TASK TO COMPLETE:
Reproduce nothing but the closing run of lines: the line with "Read this page and output its text content." and each line that follows it to the end of the data.

***

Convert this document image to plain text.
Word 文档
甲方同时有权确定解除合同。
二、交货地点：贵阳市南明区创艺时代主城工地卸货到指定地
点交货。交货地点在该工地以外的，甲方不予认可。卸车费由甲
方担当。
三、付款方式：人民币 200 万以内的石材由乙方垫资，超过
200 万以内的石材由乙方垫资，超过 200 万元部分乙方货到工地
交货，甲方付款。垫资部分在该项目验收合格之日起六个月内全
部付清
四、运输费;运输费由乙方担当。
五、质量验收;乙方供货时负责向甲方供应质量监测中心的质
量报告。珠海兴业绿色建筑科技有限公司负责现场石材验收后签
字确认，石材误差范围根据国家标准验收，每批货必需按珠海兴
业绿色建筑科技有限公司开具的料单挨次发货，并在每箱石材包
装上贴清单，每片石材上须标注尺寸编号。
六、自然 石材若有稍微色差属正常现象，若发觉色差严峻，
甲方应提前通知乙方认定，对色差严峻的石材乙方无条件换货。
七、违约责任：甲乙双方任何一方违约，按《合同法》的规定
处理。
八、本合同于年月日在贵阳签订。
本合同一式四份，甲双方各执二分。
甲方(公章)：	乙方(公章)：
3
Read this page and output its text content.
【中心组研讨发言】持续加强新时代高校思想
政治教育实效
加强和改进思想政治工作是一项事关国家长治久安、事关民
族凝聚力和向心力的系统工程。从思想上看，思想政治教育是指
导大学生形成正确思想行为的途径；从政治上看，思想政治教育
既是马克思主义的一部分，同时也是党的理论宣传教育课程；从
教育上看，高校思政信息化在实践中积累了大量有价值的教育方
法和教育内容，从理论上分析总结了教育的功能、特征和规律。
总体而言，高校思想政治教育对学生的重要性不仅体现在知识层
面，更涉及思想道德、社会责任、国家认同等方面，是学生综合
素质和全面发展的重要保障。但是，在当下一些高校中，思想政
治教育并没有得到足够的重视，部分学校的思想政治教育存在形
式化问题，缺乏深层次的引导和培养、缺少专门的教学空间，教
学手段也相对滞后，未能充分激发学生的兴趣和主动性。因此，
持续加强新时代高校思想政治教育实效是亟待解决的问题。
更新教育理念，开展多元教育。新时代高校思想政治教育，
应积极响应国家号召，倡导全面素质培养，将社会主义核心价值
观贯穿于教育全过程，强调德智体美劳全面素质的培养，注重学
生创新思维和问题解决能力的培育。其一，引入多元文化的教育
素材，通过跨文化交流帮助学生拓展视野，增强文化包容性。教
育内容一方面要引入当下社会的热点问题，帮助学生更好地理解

***

RESPONSE:
Read this page and output its text content.
【中心组研讨发言】持续加强新时代高校思想
政治教育实效
加强和改进思想政治工作是一项事关国家长治久安、事关民
族凝聚力和向心力的系统工程。从思想上看，思想政治教育是指
导大学生形成正确思想行为的途径；从政治上看，思想政治教育
既是马克思主义的一部分，同时也是党的理论宣传教育课程；从
教育上看，高校思政信息化在实践中积累了大量有价值的教育方
法和教育内容，从理论上分析总结了教育的功能、特征和规律。
总体而言，高校思想政治教育对学生的重要性不仅体现在知识层
面，更涉及思想道德、社会责任、国家认同等方面，是学生综合
素质和全面发展的重要保障。但是，在当下一些高校中，思想政
治教育并没有得到足够的重视，部分学校的思想政治教育存在形
式化问题，缺乏深层次的引导和培养、缺少专门的教学空间，教
学手段也相对滞后，未能充分激发学生的兴趣和主动性。因此，
持续加强新时代高校思想政治教育实效是亟待解决的问题。
更新教育理念，开展多元教育。新时代高校思想政治教育，
应积极响应国家号召，倡导全面素质培养，将社会主义核心价值
观贯穿于教育全过程，强调德智体美劳全面素质的培养，注重学
生创新思维和问题解决能力的培育。其一，引入多元文化的教育
素材，通过跨文化交流帮助学生拓展视野，增强文化包容性。教
育内容一方面要引入当下社会的热点问题，帮助学生更好地理解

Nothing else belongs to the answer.